— START Stored rows —

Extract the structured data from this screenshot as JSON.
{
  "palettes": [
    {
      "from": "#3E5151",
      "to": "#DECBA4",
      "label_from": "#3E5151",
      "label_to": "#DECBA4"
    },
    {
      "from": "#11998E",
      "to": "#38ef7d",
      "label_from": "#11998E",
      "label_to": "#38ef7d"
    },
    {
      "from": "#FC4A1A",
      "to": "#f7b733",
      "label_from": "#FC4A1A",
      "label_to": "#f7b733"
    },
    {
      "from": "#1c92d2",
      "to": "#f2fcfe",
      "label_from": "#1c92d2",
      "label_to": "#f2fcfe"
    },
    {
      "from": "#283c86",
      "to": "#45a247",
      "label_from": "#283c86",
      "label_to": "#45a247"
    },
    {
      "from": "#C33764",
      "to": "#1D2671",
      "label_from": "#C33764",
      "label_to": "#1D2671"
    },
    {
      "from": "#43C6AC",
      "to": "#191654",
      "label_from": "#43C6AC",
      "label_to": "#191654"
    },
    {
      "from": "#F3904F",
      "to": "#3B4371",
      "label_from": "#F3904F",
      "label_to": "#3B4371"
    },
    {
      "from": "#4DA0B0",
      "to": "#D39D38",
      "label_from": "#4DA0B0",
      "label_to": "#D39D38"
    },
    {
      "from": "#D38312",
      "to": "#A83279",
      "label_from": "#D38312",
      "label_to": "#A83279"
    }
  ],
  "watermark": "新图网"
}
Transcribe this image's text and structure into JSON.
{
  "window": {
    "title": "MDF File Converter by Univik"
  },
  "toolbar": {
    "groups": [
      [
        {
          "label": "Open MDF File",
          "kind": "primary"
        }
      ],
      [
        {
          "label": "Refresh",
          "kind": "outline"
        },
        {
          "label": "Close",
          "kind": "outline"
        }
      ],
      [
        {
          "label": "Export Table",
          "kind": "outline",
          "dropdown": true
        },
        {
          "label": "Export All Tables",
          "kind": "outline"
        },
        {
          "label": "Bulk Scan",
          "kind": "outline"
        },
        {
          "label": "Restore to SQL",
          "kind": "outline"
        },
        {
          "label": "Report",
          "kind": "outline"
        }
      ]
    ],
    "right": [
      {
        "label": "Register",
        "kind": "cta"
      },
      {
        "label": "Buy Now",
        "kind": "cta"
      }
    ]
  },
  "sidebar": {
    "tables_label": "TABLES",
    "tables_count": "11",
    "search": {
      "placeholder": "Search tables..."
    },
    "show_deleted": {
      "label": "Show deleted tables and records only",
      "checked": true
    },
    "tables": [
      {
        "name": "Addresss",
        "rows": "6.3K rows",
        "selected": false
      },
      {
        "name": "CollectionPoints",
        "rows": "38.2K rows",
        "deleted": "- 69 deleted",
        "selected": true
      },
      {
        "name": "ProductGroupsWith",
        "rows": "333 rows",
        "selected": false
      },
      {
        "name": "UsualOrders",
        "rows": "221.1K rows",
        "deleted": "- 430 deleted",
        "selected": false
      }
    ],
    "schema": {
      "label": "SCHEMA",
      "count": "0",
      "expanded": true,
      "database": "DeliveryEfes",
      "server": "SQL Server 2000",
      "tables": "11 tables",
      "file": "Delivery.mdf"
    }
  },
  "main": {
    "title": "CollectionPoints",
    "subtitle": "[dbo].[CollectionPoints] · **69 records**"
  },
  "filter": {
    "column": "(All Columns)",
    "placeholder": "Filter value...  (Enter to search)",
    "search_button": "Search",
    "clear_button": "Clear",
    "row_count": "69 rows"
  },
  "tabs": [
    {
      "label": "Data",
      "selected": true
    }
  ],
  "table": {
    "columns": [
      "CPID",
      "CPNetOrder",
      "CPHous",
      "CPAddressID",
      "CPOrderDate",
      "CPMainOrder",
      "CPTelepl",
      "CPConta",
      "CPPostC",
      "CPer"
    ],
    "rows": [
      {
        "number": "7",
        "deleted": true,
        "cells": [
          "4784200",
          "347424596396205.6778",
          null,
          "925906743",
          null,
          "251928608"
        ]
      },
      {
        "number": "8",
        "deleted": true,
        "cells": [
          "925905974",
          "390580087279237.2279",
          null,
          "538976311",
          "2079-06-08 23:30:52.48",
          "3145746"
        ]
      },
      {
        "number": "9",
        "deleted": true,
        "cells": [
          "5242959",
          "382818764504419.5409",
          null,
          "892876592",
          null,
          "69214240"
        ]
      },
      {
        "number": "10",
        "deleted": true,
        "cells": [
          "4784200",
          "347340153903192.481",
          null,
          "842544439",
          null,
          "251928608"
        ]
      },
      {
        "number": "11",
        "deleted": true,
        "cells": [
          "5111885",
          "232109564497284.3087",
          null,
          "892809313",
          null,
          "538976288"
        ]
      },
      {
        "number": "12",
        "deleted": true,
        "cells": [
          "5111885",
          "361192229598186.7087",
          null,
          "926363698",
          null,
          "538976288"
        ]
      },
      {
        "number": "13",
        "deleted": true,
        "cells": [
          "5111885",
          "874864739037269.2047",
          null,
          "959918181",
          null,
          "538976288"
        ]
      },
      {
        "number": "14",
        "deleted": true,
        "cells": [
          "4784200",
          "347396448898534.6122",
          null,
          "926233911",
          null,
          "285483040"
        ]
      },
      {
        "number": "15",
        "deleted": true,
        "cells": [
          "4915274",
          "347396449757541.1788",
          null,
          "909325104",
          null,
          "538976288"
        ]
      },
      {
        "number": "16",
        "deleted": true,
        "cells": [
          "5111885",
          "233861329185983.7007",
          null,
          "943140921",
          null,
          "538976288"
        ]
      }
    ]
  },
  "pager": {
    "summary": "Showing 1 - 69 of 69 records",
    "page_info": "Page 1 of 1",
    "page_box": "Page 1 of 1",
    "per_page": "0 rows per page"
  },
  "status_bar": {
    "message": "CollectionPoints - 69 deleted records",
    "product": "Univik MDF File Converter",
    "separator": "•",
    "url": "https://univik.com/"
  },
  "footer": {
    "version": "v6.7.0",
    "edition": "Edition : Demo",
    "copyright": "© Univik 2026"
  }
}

— END Stored rows —

### [Exercise details]
Find the lines that include the string "JSON", then copy each of them.

### [Output for this exercise]
Extract the structured data from this screenshot as JSON.
Transcribe this image's text and structure into JSON.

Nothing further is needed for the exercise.